>> START Record list

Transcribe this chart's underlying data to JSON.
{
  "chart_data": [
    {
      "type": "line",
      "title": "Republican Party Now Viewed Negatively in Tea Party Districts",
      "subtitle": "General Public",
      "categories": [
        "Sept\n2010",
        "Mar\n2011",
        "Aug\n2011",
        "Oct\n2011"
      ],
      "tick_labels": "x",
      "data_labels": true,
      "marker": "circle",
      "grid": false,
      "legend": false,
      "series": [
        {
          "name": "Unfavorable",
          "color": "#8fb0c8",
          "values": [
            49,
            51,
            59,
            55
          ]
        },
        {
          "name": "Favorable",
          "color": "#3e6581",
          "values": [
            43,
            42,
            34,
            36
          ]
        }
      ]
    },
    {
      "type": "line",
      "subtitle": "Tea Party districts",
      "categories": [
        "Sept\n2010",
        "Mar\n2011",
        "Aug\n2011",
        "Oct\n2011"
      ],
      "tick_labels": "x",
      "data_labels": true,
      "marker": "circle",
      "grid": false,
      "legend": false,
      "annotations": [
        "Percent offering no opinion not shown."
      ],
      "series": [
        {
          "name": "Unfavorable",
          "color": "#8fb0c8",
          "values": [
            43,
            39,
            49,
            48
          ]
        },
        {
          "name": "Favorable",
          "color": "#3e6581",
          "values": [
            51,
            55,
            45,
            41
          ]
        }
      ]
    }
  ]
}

>> END Record list

§ Required work: Restate the data above word for word.

§ Exercise solution:
Transcribe this chart's underlying data to JSON.
{
  "chart_data": [
    {
      "type": "line",
      "title": "Republican Party Now Viewed Negatively in Tea Party Districts",
      "subtitle": "General Public",
      "categories": [
        "Sept\n2010",
        "Mar\n2011",
        "Aug\n2011",
        "Oct\n2011"
      ],
      "tick_labels": "x",
      "data_labels": true,
      "marker": "circle",
      "grid": false,
      "legend": false,
      "series": [
        {
          "name": "Unfavorable",
          "color": "#8fb0c8",
          "values": [
            49,
            51,
            59,
            55
          ]
        },
        {
          "name": "Favorable",
          "color": "#3e6581",
          "values": [
            43,
            42,
            34,
            36
          ]
        }
      ]
    },
    {
      "type": "line",
      "subtitle": "Tea Party districts",
      "categories": [
        "Sept\n2010",
        "Mar\n2011",
        "Aug\n2011",
        "Oct\n2011"
      ],
      "tick_labels": "x",
      "data_labels": true,
      "marker": "circle",
      "grid": false,
      "legend": false,
      "annotations": [
        "Percent offering no opinion not shown."
      ],
      "series": [
        {
          "name": "Unfavorable",
          "color": "#8fb0c8",
          "values": [
            43,
            39,
            49,
            48
          ]
        },
        {
          "name": "Favorable",
          "color": "#3e6581",
          "values": [
            51,
            55,
            45,
            41
          ]
        }
      ]
    }
  ]
}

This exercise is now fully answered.